Identify and reproduce every line holding the string "Embedded".

++++ MATERIAL PROVIDED ++++

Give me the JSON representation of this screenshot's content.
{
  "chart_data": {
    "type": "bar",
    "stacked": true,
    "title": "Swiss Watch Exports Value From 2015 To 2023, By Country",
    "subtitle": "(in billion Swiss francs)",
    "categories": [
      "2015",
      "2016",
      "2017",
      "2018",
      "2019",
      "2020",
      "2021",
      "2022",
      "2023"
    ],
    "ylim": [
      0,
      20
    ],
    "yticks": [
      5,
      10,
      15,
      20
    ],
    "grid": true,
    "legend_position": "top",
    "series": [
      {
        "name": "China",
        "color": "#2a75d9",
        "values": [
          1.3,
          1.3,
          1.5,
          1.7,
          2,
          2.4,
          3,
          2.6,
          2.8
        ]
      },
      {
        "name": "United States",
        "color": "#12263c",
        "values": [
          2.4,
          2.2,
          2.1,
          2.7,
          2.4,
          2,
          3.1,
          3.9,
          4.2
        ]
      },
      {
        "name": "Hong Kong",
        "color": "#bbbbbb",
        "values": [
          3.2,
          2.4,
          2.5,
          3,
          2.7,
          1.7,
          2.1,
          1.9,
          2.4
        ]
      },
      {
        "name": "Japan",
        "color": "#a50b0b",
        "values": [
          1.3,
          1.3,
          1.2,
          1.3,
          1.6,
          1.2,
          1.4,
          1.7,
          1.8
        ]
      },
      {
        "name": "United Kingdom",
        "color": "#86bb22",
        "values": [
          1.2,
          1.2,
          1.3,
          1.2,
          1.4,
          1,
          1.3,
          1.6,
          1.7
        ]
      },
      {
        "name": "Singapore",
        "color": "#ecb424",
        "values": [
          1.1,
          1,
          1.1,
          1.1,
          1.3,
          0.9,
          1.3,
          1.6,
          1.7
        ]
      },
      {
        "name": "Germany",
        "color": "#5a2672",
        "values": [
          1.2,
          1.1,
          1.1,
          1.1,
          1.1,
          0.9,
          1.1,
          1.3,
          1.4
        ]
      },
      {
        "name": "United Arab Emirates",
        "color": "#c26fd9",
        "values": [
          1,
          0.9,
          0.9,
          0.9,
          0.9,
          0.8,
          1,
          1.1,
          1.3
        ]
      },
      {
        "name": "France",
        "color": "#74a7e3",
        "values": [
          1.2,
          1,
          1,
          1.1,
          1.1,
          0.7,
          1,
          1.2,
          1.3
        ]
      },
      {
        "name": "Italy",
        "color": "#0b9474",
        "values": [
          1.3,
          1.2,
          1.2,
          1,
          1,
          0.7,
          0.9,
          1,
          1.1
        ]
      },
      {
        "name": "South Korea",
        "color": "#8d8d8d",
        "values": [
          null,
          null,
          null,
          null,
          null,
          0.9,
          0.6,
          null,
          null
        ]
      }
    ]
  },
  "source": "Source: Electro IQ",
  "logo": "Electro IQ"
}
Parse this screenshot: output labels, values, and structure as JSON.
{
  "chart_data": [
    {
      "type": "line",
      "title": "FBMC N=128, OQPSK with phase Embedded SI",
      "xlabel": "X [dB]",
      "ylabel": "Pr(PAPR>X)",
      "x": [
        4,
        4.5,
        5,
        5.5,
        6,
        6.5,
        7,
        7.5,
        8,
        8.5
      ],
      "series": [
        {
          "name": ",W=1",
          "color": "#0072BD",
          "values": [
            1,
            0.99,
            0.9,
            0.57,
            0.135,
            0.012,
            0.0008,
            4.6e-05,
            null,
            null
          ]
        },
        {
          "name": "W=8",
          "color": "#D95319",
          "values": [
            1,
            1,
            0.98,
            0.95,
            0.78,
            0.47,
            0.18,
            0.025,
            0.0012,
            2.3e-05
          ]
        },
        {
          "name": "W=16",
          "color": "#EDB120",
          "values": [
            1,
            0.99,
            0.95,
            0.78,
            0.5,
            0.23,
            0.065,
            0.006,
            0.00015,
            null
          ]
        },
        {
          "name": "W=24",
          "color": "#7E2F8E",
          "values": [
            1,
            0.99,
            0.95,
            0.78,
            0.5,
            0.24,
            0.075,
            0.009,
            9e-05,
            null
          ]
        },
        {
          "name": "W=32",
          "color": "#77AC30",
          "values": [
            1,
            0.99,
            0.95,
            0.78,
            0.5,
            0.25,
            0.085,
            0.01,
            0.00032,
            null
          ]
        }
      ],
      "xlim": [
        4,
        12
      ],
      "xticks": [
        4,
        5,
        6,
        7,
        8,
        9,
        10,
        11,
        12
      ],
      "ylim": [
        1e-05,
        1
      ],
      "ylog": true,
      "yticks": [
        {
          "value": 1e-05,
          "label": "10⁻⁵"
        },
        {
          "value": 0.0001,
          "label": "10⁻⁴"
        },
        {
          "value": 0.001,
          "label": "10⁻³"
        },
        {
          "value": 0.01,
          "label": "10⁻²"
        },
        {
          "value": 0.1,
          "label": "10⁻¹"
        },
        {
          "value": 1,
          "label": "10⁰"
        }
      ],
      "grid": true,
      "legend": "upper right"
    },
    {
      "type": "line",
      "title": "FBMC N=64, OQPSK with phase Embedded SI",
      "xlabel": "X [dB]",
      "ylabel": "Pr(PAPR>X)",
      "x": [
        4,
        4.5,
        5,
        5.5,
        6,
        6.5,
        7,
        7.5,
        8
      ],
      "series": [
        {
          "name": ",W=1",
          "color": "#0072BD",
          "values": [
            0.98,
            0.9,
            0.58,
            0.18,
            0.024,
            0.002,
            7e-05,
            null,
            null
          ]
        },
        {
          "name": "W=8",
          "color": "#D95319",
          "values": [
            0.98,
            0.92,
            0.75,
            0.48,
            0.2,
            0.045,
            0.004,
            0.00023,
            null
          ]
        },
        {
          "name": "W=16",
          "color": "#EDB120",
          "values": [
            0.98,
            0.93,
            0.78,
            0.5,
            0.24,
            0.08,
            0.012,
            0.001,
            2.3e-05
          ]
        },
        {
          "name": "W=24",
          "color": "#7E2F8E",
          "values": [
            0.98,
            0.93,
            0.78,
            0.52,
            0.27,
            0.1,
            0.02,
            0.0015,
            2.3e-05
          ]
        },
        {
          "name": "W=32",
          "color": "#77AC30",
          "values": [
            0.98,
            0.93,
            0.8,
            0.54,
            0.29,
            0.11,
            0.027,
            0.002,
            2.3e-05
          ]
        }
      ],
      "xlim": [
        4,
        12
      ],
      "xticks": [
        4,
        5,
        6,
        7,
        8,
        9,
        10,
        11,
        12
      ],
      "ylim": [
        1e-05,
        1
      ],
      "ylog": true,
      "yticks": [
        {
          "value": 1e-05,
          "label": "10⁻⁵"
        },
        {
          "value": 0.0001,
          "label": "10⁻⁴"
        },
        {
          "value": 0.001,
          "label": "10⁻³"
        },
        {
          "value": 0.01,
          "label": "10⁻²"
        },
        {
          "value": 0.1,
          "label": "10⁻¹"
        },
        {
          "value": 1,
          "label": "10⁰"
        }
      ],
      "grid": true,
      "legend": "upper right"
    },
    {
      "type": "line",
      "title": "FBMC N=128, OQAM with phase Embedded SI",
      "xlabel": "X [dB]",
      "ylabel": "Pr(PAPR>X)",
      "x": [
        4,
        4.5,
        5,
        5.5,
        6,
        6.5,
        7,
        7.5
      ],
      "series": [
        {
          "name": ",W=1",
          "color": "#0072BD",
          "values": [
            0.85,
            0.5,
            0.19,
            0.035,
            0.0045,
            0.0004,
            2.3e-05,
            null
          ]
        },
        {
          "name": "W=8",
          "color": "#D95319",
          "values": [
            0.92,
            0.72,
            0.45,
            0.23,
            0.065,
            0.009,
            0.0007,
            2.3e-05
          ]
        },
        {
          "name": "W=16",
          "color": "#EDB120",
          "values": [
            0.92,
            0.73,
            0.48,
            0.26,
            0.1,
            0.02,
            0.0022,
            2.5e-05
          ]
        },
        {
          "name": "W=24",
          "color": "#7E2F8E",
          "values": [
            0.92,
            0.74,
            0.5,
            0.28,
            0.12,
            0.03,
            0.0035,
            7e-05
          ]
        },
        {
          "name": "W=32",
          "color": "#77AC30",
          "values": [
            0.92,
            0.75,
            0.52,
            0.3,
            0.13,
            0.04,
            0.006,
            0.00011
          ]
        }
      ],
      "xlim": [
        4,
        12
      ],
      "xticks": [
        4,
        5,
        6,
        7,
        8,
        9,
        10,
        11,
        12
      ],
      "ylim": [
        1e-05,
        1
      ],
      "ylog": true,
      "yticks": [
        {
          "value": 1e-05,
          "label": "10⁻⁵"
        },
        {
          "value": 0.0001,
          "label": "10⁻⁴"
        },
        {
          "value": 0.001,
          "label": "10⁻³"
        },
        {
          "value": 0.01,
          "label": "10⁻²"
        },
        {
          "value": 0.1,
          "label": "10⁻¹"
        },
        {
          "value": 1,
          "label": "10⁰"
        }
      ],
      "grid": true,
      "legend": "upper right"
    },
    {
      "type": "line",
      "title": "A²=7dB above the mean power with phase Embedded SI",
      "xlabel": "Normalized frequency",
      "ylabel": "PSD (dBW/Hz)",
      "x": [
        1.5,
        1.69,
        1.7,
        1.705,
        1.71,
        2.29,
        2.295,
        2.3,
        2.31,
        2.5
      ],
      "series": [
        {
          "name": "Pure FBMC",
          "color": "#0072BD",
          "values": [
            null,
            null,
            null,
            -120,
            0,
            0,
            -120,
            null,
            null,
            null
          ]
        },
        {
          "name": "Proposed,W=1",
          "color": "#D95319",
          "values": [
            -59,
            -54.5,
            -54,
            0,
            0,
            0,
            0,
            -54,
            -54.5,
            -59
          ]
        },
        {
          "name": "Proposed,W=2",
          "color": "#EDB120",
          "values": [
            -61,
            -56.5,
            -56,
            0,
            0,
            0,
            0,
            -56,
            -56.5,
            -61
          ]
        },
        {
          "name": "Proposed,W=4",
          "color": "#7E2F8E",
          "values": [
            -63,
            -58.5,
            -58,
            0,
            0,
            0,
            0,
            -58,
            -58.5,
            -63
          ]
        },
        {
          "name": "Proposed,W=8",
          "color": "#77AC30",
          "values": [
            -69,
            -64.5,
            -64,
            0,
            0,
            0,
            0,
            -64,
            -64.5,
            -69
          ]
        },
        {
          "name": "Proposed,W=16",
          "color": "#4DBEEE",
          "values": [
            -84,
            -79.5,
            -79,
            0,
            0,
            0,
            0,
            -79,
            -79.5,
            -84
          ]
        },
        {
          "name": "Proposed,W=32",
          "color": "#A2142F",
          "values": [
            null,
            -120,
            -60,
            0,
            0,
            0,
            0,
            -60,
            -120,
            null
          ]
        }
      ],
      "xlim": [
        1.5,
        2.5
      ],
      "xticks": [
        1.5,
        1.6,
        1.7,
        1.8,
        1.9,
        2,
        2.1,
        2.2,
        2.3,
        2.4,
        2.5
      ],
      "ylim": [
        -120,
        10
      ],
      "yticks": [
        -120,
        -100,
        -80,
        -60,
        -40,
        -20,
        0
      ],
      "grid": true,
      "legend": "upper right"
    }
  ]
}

++++

[ANSWER TO THIS PROBLEM]
      "title": "FBMC N=128, OQPSK with phase Embedded SI",
      "title": "FBMC N=64, OQPSK with phase Embedded SI",
      "title": "FBMC N=128, OQAM with phase Embedded SI",
      "title": "A²=7dB above the mean power with phase Embedded SI",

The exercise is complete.